■ Aim
Can you reproduce the data beneath, keeping every line exact?

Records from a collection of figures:
○ ○ ○ ○ ○

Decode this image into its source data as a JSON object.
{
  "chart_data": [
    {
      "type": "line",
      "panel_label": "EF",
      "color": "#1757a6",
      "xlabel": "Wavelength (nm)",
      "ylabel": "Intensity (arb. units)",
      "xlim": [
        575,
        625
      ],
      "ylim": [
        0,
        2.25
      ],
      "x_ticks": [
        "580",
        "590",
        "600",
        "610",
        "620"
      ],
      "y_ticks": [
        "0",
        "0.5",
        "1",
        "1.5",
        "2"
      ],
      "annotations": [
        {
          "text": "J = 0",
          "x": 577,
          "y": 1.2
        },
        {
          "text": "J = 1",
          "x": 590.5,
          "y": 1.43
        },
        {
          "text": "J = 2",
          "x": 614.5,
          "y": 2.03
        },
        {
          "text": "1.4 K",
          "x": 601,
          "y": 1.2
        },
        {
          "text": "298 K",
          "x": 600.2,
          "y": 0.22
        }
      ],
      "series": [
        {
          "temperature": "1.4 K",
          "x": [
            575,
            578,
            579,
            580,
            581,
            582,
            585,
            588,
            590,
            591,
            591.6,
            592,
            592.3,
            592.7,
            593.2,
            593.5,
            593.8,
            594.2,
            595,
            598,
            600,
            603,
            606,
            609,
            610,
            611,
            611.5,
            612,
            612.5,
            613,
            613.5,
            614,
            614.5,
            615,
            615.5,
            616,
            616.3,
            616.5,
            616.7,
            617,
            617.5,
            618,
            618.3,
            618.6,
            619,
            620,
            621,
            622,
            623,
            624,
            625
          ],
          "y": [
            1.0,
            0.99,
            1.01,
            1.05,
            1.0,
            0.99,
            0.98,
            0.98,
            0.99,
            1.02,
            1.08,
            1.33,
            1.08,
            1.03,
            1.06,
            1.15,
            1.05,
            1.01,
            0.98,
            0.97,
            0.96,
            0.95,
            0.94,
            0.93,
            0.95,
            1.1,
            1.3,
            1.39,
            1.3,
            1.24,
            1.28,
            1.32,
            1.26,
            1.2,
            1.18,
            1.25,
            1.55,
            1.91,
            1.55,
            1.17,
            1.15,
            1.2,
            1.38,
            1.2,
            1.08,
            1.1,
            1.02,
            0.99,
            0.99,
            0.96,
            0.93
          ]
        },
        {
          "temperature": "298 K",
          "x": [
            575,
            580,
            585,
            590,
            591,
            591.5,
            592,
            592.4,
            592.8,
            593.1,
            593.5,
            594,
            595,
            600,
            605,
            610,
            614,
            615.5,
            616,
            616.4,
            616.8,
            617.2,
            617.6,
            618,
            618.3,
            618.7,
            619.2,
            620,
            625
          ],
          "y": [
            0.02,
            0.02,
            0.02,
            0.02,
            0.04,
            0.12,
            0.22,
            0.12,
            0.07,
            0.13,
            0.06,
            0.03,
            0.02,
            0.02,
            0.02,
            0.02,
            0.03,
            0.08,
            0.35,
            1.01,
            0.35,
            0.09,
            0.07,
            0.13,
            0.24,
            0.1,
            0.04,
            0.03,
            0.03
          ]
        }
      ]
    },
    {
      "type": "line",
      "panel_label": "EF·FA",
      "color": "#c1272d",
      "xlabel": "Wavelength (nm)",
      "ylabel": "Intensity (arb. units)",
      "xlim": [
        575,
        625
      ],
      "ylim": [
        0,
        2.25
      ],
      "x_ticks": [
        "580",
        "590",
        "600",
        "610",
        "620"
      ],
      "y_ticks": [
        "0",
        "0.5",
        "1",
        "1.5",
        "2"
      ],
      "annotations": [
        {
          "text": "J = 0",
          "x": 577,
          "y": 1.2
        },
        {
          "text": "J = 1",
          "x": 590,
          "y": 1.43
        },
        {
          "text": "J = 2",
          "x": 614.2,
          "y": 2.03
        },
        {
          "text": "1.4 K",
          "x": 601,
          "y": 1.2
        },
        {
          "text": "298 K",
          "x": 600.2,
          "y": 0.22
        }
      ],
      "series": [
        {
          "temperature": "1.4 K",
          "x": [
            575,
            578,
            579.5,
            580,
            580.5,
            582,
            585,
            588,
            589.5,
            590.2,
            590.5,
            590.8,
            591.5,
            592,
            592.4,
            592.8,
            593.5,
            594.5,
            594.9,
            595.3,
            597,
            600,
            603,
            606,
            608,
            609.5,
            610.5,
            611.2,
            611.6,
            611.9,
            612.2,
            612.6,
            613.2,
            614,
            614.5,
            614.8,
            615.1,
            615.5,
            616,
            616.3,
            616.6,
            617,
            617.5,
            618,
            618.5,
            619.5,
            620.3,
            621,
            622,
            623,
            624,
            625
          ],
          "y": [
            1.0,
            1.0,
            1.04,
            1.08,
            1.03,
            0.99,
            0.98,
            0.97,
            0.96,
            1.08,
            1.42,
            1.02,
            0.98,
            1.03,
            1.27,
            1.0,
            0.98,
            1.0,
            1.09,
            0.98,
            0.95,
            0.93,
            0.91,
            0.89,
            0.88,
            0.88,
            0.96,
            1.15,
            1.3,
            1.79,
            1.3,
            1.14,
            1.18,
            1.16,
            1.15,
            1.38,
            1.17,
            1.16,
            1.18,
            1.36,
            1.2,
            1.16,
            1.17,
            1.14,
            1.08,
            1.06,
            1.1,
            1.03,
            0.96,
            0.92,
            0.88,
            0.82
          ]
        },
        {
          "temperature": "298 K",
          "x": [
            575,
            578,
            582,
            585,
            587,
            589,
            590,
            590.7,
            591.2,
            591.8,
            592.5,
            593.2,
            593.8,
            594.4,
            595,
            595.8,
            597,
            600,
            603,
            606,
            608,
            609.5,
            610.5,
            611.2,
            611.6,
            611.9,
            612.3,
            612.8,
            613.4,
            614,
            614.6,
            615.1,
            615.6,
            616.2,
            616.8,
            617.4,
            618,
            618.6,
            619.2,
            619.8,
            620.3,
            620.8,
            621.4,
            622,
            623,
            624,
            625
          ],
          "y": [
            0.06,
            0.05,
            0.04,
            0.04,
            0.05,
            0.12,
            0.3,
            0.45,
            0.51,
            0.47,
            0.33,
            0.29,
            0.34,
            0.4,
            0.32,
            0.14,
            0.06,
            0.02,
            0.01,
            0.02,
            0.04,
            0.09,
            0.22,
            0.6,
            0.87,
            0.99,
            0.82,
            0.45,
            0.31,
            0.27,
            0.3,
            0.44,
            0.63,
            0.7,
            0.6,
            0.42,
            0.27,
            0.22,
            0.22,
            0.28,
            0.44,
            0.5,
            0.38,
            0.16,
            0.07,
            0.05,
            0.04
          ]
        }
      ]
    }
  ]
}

○ ○ ○ ○ ○

■ Exercise response
Decode this image into its source data as a JSON object.
{
  "chart_data": [
    {
      "type": "line",
      "panel_label": "EF",
      "color": "#1757a6",
      "xlabel": "Wavelength (nm)",
      "ylabel": "Intensity (arb. units)",
      "xlim": [
        575,
        625
      ],
      "ylim": [
        0,
        2.25
      ],
      "x_ticks": [
        "580",
        "590",
        "600",
        "610",
        "620"
      ],
      "y_ticks": [
        "0",
        "0.5",
        "1",
        "1.5",
        "2"
      ],
      "annotations": [
        {
          "text": "J = 0",
          "x": 577,
          "y": 1.2
        },
        {
          "text": "J = 1",
          "x": 590.5,
          "y": 1.43
        },
        {
          "text": "J = 2",
          "x": 614.5,
          "y": 2.03
        },
        {
          "text": "1.4 K",
          "x": 601,
          "y": 1.2
        },
        {
          "text": "298 K",
          "x": 600.2,
          "y": 0.22
        }
      ],
      "series": [
        {
          "temperature": "1.4 K",
          "x": [
            575,
            578,
            579,
            580,
            581,
            582,
            585,
            588,
            590,
            591,
            591.6,
            592,
            592.3,
            592.7,
            593.2,
            593.5,
            593.8,
            594.2,
            595,
            598,
            600,
            603,
            606,
            609,
            610,
            611,
            611.5,
            612,
            612.5,
            613,
            613.5,
            614,
            614.5,
            615,
            615.5,
            616,
            616.3,
            616.5,
            616.7,
            617,
            617.5,
            618,
            618.3,
            618.6,
            619,
            620,
            621,
            622,
            623,
            624,
            625
          ],
          "y": [
            1.0,
            0.99,
            1.01,
            1.05,
            1.0,
            0.99,
            0.98,
            0.98,
            0.99,
            1.02,
            1.08,
            1.33,
            1.08,
            1.03,
            1.06,
            1.15,
            1.05,
            1.01,
            0.98,
            0.97,
            0.96,
            0.95,
            0.94,
            0.93,
            0.95,
            1.1,
            1.3,
            1.39,
            1.3,
            1.24,
            1.28,
            1.32,
            1.26,
            1.2,
            1.18,
            1.25,
            1.55,
            1.91,
            1.55,
            1.17,
            1.15,
            1.2,
            1.38,
            1.2,
            1.08,
            1.1,
            1.02,
            0.99,
            0.99,
            0.96,
            0.93
          ]
        },
        {
          "temperature": "298 K",
          "x": [
            575,
            580,
            585,
            590,
            591,
            591.5,
            592,
            592.4,
            592.8,
            593.1,
            593.5,
            594,
            595,
            600,
            605,
            610,
            614,
            615.5,
            616,
            616.4,
            616.8,
            617.2,
            617.6,
            618,
            618.3,
            618.7,
            619.2,
            620,
            625
          ],
          "y": [
            0.02,
            0.02,
            0.02,
            0.02,
            0.04,
            0.12,
            0.22,
            0.12,
            0.07,
            0.13,
            0.06,
            0.03,
            0.02,
            0.02,
            0.02,
            0.02,
            0.03,
            0.08,
            0.35,
            1.01,
            0.35,
            0.09,
            0.07,
            0.13,
            0.24,
            0.1,
            0.04,
            0.03,
            0.03
          ]
        }
      ]
    },
    {
      "type": "line",
      "panel_label": "EF·FA",
      "color": "#c1272d",
      "xlabel": "Wavelength (nm)",
      "ylabel": "Intensity (arb. units)",
      "xlim": [
        575,
        625
      ],
      "ylim": [
        0,
        2.25
      ],
      "x_ticks": [
        "580",
        "590",
        "600",
        "610",
        "620"
      ],
      "y_ticks": [
        "0",
        "0.5",
        "1",
        "1.5",
        "2"
      ],
      "annotations": [
        {
          "text": "J = 0",
          "x": 577,
          "y": 1.2
        },
        {
          "text": "J = 1",
          "x": 590,
          "y": 1.43
        },
        {
          "text": "J = 2",
          "x": 614.2,
          "y": 2.03
        },
        {
          "text": "1.4 K",
          "x": 601,
          "y": 1.2
        },
        {
          "text": "298 K",
          "x": 600.2,
          "y": 0.22
        }
      ],
      "series": [
        {
          "temperature": "1.4 K",
          "x": [
            575,
            578,
            579.5,
            580,
            580.5,
            582,
            585,
            588,
            589.5,
            590.2,
            590.5,
            590.8,
            591.5,
            592,
            592.4,
            592.8,
            593.5,
            594.5,
            594.9,
            595.3,
            597,
            600,
            603,
            606,
            608,
            609.5,
            610.5,
            611.2,
            611.6,
            611.9,
            612.2,
            612.6,
            613.2,
            614,
            614.5,
            614.8,
            615.1,
            615.5,
            616,
            616.3,
            616.6,
            617,
            617.5,
            618,
            618.5,
            619.5,
            620.3,
            621,
            622,
            623,
            624,
            625
          ],
          "y": [
            1.0,
            1.0,
            1.04,
            1.08,
            1.03,
            0.99,
            0.98,
            0.97,
            0.96,
            1.08,
            1.42,
            1.02,
            0.98,
            1.03,
            1.27,
            1.0,
            0.98,
            1.0,
            1.09,
            0.98,
            0.95,
            0.93,
            0.91,
            0.89,
            0.88,
            0.88,
            0.96,
            1.15,
            1.3,
            1.79,
            1.3,
            1.14,
            1.18,
            1.16,
            1.15,
            1.38,
            1.17,
            1.16,
            1.18,
            1.36,
            1.2,
            1.16,
            1.17,
            1.14,
            1.08,
            1.06,
            1.1,
            1.03,
            0.96,
            0.92,
            0.88,
            0.82
          ]
        },
        {
          "temperature": "298 K",
          "x": [
            575,
            578,
            582,
            585,
            587,
            589,
            590,
            590.7,
            591.2,
            591.8,
            592.5,
            593.2,
            593.8,
            594.4,
            595,
            595.8,
            597,
            600,
            603,
            606,
            608,
            609.5,
            610.5,
            611.2,
            611.6,
            611.9,
            612.3,
            612.8,
            613.4,
            614,
            614.6,
            615.1,
            615.6,
            616.2,
            616.8,
            617.4,
            618,
            618.6,
            619.2,
            619.8,
            620.3,
            620.8,
            621.4,
            622,
            623,
            624,
            625
          ],
          "y": [
            0.06,
            0.05,
            0.04,
            0.04,
            0.05,
            0.12,
            0.3,
            0.45,
            0.51,
            0.47,
            0.33,
            0.29,
            0.34,
            0.4,
            0.32,
            0.14,
            0.06,
            0.02,
            0.01,
            0.02,
            0.04,
            0.09,
            0.22,
            0.6,
            0.87,
            0.99,
            0.82,
            0.45,
            0.31,
            0.27,
            0.3,
            0.44,
            0.63,
            0.7,
            0.6,
            0.42,
            0.27,
            0.22,
            0.22,
            0.28,
            0.44,
            0.5,
            0.38,
            0.16,
            0.07,
            0.05,
            0.04
          ]
        }
      ]
    }
  ]
}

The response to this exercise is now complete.